▶ **Exercise details**:
Go over the entries below line by line, copying each one that contains the word "расходов".

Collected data
####################

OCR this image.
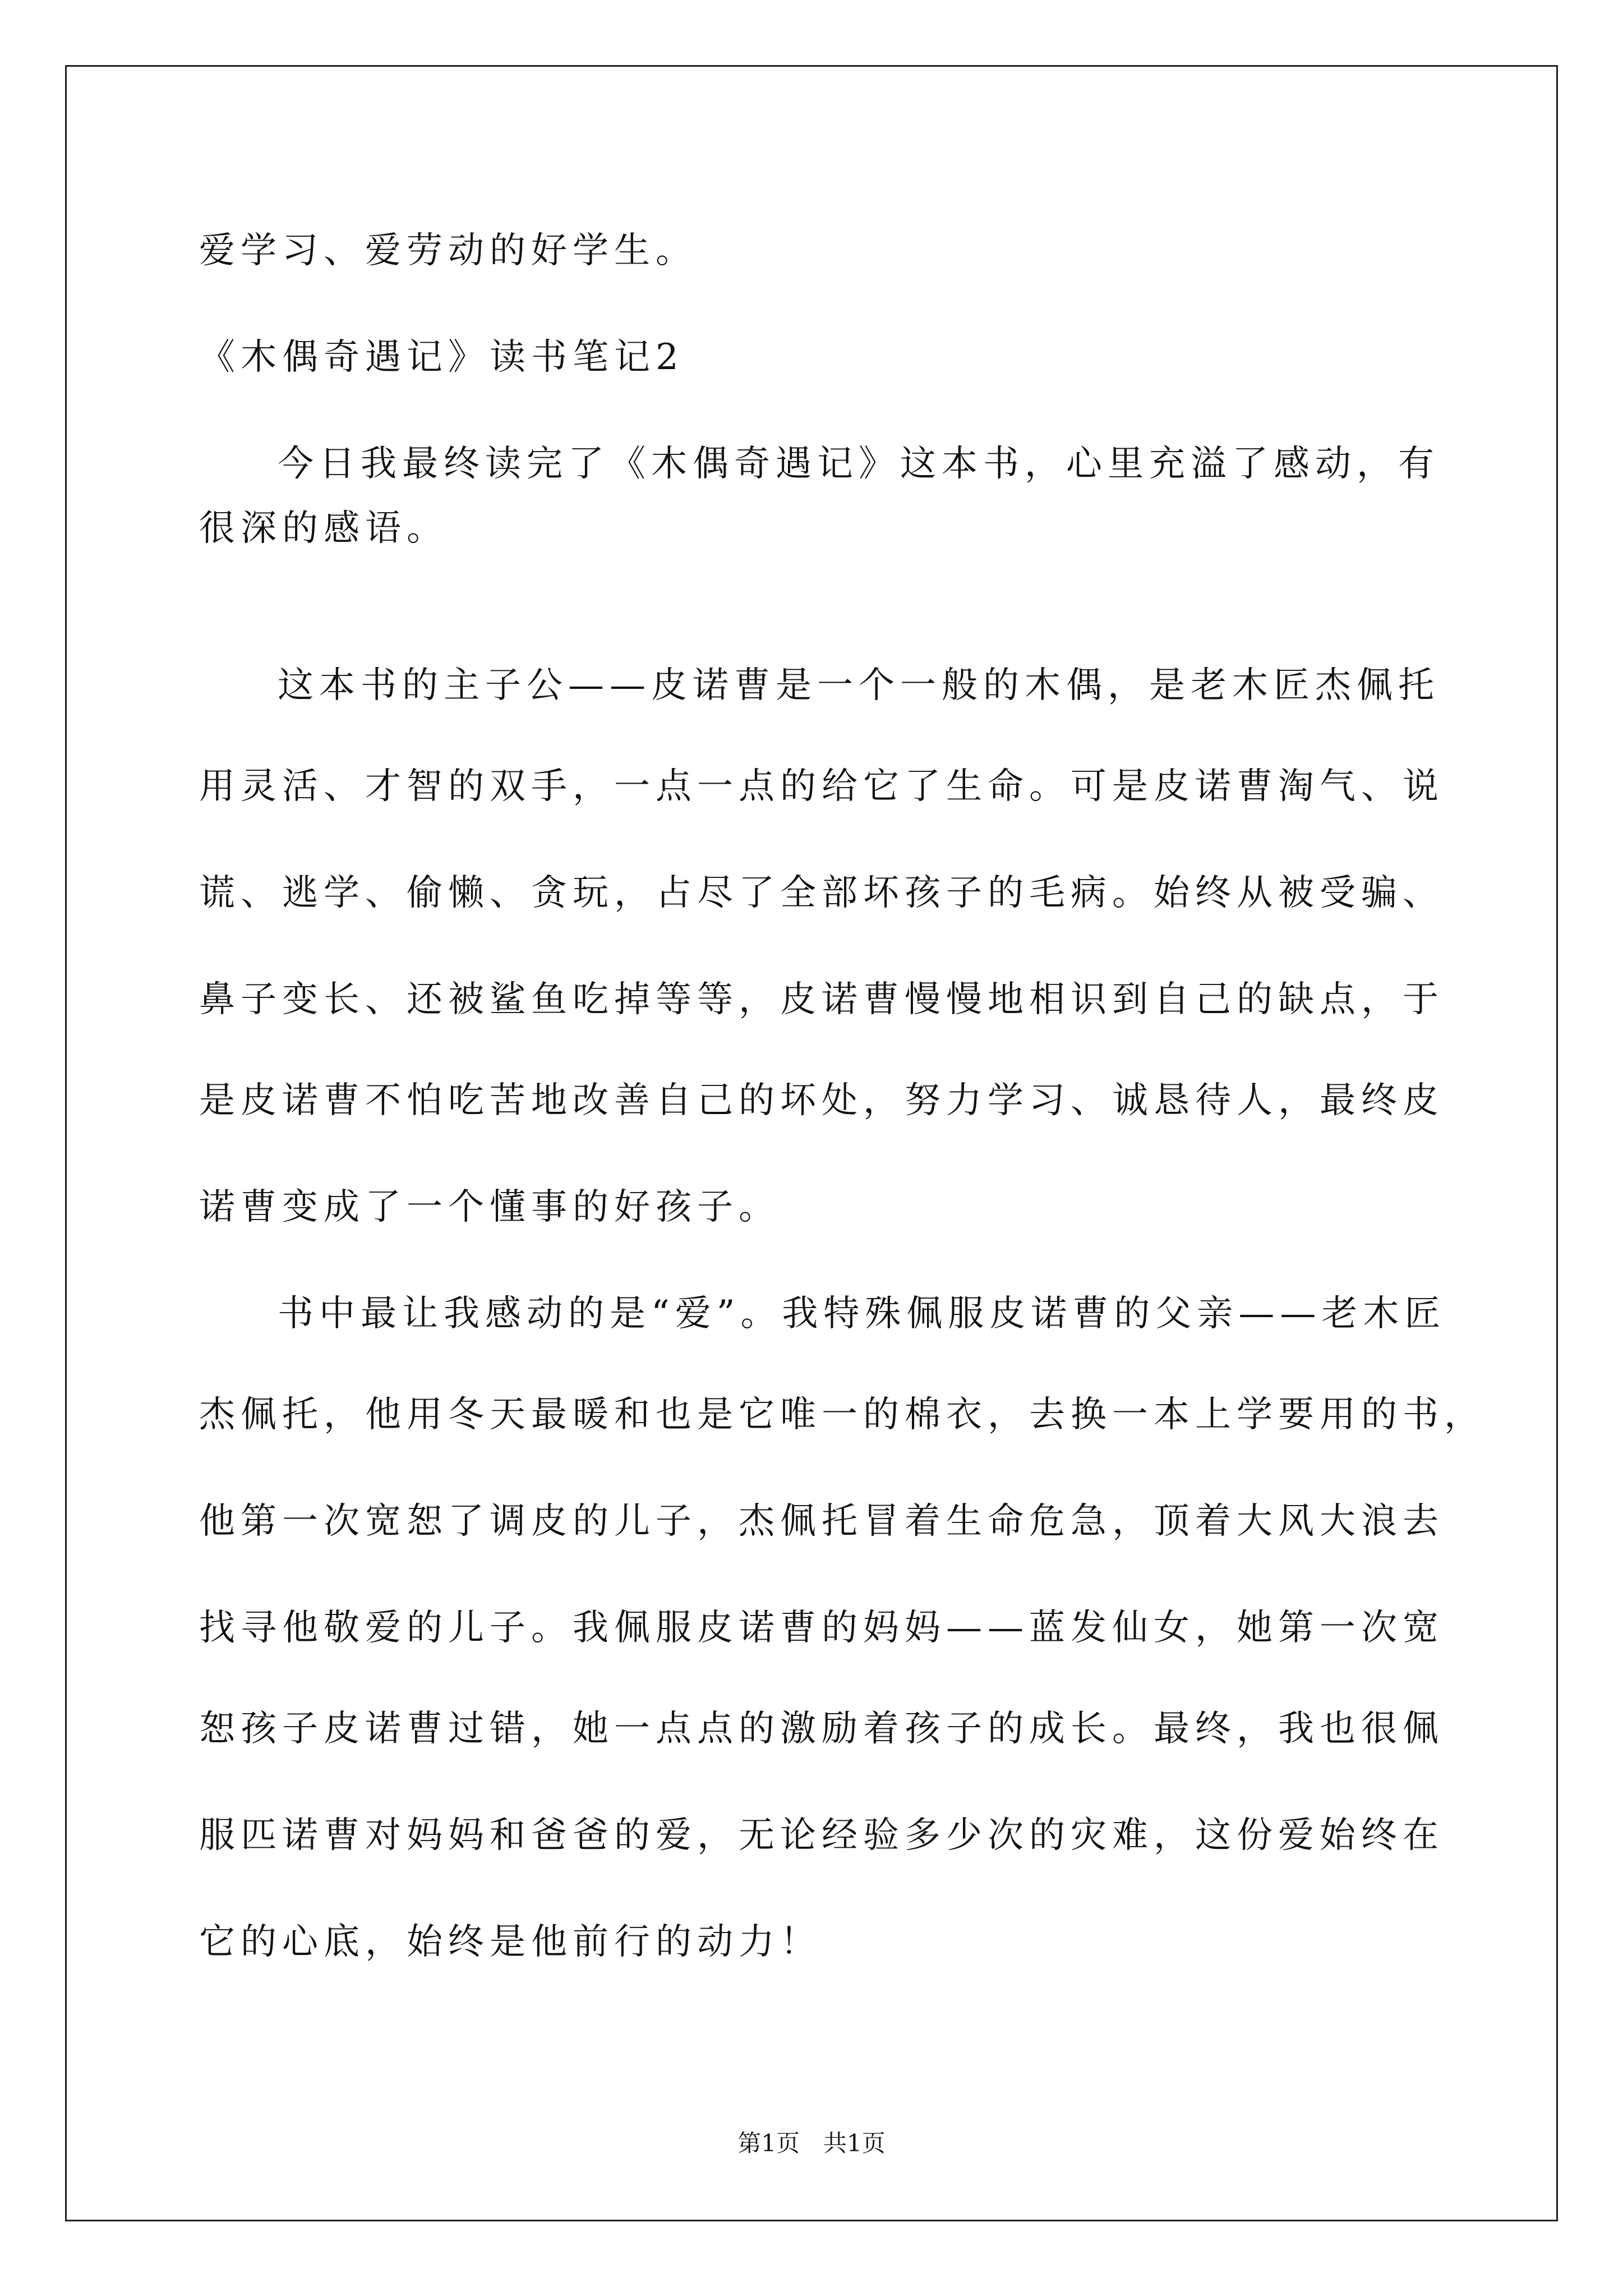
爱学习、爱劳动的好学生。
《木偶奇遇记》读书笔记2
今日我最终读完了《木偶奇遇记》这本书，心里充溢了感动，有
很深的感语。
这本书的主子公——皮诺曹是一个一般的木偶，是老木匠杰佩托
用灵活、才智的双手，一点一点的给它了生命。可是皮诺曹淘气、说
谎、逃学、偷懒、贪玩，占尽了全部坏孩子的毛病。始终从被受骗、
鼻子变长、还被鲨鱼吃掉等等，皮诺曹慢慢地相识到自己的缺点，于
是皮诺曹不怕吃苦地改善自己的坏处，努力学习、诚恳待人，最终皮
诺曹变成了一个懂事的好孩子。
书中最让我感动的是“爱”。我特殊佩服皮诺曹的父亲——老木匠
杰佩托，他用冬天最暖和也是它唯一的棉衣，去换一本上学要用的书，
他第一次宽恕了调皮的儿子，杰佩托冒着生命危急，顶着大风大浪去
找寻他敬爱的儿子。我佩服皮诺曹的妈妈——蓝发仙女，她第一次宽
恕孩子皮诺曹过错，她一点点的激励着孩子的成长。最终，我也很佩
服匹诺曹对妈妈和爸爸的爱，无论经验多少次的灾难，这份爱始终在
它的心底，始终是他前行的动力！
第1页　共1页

####################

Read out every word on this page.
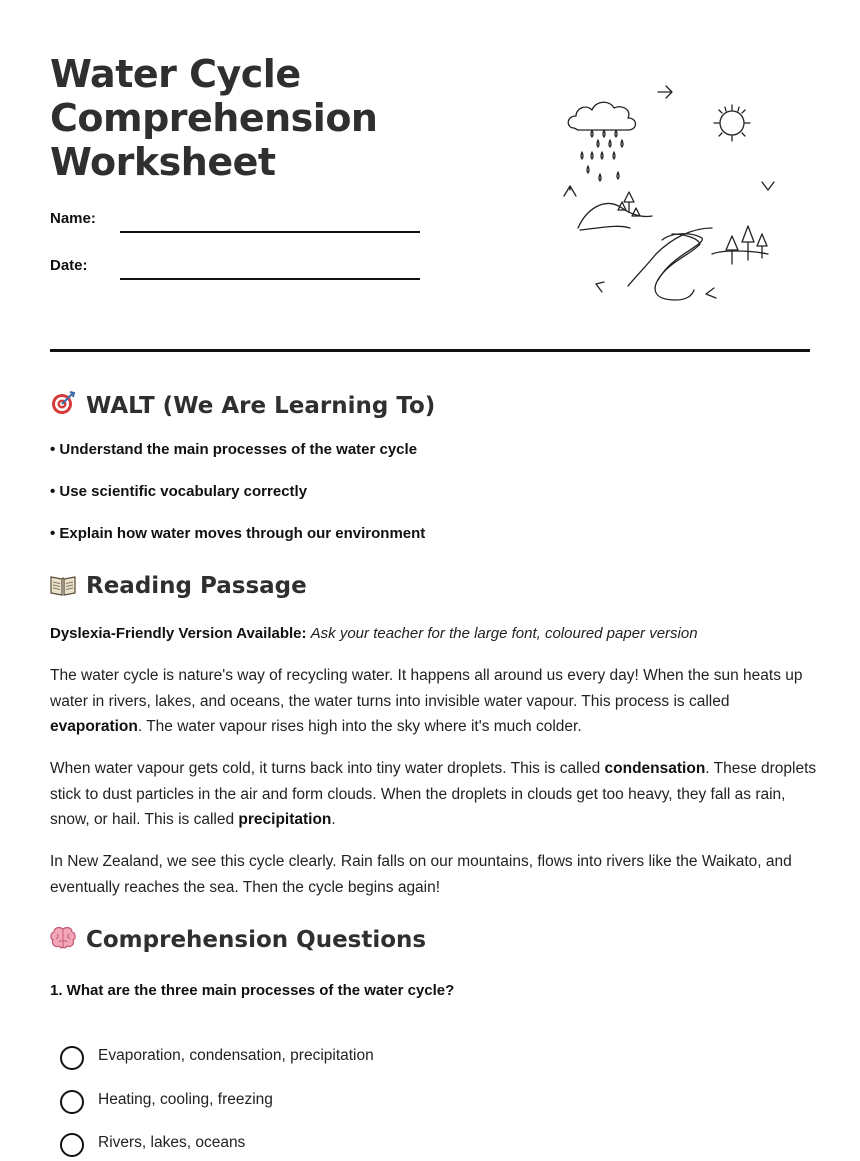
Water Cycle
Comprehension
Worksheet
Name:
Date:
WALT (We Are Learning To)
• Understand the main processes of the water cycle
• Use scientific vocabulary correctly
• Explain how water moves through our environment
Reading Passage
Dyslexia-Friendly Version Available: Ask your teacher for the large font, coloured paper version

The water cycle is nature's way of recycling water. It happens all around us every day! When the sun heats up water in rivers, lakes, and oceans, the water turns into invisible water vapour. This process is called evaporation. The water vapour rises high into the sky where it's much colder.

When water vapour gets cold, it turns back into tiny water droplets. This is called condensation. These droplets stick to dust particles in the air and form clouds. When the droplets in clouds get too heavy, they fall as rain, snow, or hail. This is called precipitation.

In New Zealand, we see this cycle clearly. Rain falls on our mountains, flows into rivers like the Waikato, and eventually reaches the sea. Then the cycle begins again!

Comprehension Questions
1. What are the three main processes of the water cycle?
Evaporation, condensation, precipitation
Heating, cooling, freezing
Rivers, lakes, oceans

####################

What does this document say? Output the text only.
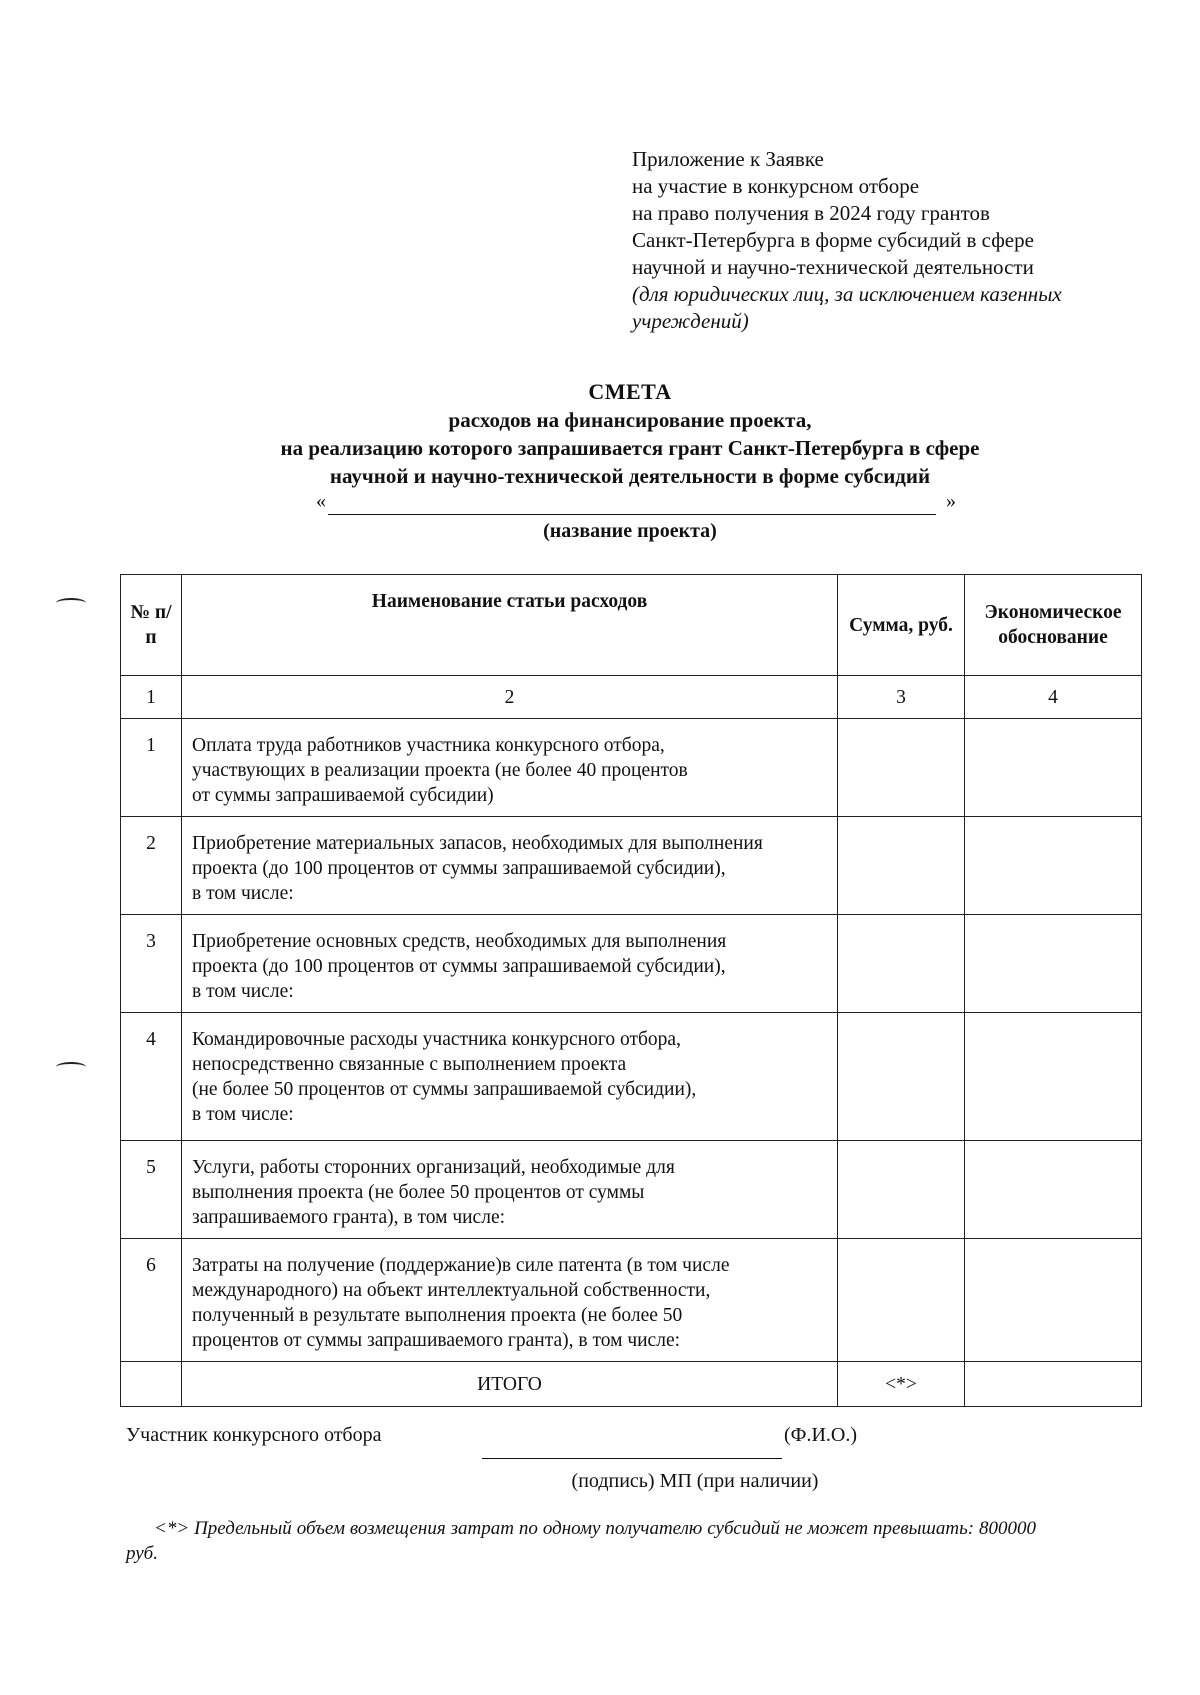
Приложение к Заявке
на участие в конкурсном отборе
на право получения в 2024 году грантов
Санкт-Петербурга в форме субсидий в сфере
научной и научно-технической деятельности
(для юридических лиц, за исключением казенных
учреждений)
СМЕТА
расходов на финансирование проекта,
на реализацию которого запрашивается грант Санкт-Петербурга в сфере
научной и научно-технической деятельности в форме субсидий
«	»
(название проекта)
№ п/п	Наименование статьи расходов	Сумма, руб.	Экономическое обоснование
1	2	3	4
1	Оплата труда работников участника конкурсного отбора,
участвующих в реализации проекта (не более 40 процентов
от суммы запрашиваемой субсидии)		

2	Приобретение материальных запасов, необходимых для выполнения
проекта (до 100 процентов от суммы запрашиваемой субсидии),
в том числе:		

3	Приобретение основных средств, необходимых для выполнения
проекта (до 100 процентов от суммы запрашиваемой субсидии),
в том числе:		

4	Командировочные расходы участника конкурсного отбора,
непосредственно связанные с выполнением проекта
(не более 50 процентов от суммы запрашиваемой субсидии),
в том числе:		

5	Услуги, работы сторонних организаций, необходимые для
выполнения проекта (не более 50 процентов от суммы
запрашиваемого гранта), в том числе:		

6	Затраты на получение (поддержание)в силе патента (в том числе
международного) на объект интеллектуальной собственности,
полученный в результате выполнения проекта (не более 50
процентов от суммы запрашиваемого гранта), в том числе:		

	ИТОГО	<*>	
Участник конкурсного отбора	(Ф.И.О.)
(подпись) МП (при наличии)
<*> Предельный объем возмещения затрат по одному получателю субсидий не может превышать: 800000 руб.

####################

▶ **Finished exercise**:
расходов на финансирование проекта,
№ п/п	Наименование статьи расходов	Сумма, руб.	Экономическое обоснование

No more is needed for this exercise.